### Task brief
Search the material for "kommun" and show all lines that contain it.

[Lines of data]
------------------------
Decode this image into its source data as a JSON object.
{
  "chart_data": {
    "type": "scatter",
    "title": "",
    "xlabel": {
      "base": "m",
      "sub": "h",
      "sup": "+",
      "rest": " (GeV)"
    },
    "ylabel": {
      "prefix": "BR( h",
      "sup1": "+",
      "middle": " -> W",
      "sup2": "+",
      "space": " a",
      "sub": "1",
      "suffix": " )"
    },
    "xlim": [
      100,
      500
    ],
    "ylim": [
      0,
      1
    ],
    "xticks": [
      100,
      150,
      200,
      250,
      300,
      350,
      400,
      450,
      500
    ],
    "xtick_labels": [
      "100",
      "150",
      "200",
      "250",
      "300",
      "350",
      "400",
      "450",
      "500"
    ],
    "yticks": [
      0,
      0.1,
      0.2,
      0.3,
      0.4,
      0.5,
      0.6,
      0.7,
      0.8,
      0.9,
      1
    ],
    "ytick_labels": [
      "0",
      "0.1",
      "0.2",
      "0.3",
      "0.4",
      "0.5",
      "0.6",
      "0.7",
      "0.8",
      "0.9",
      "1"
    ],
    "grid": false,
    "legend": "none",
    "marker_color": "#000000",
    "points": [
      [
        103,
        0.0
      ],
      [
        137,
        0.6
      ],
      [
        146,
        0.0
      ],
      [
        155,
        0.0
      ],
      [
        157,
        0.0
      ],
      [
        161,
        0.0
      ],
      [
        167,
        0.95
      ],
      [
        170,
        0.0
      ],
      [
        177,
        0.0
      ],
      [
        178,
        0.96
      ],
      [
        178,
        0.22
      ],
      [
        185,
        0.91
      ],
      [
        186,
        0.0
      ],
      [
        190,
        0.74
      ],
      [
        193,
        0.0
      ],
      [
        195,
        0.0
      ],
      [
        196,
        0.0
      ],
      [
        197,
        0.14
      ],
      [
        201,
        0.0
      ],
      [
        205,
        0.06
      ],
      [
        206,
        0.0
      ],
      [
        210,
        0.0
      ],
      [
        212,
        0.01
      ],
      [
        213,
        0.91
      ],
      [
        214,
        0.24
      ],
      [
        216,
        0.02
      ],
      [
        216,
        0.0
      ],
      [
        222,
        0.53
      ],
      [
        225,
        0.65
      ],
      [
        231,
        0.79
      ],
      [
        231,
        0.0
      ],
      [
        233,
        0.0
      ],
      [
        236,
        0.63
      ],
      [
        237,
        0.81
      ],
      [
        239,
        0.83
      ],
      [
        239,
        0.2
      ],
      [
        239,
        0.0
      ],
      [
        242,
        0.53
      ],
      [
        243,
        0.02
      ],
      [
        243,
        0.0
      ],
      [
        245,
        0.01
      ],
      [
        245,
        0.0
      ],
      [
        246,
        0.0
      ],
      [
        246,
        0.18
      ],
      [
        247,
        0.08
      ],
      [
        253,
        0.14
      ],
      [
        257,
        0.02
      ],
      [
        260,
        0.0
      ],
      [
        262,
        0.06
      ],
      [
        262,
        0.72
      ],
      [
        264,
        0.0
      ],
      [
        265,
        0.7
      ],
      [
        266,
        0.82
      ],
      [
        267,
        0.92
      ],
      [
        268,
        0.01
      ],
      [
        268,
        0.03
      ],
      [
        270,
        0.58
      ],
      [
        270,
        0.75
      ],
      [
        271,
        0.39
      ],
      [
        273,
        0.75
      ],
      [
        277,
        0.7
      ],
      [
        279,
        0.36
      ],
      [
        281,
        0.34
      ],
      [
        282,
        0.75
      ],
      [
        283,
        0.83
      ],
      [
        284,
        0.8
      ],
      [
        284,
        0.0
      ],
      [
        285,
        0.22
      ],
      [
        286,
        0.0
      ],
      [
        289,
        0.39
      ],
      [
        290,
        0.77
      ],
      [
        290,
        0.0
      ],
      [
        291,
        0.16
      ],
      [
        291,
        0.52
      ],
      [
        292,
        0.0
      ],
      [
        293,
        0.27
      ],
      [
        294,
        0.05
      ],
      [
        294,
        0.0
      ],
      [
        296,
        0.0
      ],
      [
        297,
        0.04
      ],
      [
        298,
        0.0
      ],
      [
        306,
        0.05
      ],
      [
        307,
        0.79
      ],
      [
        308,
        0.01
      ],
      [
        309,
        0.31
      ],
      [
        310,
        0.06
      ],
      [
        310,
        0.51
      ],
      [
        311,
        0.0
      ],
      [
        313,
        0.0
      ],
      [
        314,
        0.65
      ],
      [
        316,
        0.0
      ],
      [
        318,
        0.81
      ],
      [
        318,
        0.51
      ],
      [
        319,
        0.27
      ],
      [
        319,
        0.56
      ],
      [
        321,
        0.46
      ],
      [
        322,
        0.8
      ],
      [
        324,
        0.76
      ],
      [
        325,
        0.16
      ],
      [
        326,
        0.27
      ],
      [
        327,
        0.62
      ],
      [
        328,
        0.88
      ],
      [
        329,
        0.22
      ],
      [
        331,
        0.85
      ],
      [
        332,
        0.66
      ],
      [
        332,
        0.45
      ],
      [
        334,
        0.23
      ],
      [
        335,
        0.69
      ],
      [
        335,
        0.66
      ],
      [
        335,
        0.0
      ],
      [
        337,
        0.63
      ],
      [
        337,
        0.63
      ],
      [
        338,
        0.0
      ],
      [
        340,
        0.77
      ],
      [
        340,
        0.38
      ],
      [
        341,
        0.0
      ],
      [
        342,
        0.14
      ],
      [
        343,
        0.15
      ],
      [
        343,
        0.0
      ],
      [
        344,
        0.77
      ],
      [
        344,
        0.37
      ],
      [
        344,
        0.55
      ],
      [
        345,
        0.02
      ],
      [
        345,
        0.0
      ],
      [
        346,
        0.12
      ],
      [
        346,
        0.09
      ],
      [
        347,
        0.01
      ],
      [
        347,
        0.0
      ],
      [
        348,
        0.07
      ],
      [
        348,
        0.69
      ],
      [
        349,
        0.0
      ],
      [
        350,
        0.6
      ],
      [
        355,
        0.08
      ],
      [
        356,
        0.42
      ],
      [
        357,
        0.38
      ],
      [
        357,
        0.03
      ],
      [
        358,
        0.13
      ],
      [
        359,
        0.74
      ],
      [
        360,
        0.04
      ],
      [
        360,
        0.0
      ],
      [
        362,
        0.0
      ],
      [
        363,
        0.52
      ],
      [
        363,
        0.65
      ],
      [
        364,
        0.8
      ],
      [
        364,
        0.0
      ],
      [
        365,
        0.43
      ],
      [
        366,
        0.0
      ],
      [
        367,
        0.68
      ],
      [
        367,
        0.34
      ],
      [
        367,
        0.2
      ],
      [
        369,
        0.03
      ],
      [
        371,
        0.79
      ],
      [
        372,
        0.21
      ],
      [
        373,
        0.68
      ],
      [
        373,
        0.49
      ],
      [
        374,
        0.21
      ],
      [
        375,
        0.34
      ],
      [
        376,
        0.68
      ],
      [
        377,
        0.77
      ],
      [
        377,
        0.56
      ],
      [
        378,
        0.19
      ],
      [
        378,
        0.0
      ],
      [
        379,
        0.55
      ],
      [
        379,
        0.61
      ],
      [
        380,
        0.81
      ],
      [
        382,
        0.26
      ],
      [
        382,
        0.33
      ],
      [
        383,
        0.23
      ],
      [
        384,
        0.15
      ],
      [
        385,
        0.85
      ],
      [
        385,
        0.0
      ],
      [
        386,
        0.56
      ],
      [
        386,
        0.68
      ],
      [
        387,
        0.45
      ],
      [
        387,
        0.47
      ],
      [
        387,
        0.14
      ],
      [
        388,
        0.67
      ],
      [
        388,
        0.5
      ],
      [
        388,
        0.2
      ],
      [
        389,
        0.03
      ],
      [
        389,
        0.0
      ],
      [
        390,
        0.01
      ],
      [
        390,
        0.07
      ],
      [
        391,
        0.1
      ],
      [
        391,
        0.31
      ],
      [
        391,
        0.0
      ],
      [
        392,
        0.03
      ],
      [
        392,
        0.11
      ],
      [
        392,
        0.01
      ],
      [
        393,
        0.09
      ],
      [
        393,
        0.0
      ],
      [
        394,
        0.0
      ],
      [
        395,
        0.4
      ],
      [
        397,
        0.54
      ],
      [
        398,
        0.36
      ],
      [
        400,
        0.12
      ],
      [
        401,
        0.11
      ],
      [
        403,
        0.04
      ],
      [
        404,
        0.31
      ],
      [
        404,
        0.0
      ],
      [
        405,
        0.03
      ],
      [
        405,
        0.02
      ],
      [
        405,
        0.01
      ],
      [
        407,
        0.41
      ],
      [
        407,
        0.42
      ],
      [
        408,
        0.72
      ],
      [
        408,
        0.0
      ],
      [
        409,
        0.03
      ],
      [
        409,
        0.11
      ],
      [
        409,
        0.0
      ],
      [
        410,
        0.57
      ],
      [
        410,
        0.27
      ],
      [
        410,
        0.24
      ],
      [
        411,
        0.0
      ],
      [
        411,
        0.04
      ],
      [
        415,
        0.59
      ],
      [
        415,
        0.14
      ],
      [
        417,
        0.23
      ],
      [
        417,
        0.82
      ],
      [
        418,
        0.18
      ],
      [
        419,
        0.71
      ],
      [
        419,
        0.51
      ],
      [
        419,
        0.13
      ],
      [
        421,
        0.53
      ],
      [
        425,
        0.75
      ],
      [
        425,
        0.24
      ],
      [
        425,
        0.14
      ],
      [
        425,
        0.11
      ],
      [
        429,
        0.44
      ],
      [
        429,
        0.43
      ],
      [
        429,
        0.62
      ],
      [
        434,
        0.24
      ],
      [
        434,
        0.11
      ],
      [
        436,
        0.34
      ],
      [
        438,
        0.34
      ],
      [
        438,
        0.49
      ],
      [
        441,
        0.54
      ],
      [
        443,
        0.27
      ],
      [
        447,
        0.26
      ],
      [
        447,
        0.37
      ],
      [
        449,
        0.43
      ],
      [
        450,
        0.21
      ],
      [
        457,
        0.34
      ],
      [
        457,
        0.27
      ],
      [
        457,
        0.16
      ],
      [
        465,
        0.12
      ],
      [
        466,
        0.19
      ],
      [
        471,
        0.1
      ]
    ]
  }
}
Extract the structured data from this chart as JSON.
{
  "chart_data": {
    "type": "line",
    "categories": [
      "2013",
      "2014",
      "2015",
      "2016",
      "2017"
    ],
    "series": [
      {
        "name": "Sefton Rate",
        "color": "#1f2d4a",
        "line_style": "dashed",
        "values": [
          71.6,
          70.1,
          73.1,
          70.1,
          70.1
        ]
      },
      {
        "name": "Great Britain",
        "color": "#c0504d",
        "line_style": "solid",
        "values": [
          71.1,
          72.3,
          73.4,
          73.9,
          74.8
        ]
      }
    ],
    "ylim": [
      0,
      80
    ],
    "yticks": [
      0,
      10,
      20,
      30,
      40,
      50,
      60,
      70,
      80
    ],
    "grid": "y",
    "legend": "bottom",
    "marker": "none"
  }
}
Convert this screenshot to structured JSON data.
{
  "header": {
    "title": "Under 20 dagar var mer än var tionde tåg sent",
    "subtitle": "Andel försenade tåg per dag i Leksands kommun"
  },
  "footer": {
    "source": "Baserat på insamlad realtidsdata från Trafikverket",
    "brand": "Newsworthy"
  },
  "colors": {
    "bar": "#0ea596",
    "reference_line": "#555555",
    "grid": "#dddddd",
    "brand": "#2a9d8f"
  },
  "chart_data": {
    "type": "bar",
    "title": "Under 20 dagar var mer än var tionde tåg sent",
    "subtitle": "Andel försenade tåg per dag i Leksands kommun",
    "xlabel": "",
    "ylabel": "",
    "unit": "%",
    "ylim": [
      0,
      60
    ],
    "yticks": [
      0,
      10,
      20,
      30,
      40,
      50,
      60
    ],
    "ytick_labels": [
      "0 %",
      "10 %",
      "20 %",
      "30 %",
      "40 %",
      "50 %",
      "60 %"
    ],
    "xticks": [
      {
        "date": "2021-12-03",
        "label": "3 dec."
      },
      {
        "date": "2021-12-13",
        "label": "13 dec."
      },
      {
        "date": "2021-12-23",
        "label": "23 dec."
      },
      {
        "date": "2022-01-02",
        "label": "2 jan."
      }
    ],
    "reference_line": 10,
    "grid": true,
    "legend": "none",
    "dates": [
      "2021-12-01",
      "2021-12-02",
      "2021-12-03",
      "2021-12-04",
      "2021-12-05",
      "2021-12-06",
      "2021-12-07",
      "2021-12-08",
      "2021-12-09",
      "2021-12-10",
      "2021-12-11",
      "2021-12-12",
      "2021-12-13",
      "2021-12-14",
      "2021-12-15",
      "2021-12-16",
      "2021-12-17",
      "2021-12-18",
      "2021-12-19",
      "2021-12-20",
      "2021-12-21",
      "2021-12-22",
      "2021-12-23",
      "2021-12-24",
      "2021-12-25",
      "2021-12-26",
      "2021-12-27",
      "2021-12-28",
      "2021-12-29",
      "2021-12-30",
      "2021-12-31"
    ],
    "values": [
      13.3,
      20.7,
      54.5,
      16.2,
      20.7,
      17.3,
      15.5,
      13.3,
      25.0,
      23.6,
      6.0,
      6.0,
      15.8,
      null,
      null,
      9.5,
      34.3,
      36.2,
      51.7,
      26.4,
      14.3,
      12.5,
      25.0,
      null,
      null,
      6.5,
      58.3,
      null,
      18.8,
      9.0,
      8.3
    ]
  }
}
------------------------
### Exercise answer
    "subtitle": "Andel försenade tåg per dag i Leksands kommun"
    "subtitle": "Andel försenade tåg per dag i Leksands kommun",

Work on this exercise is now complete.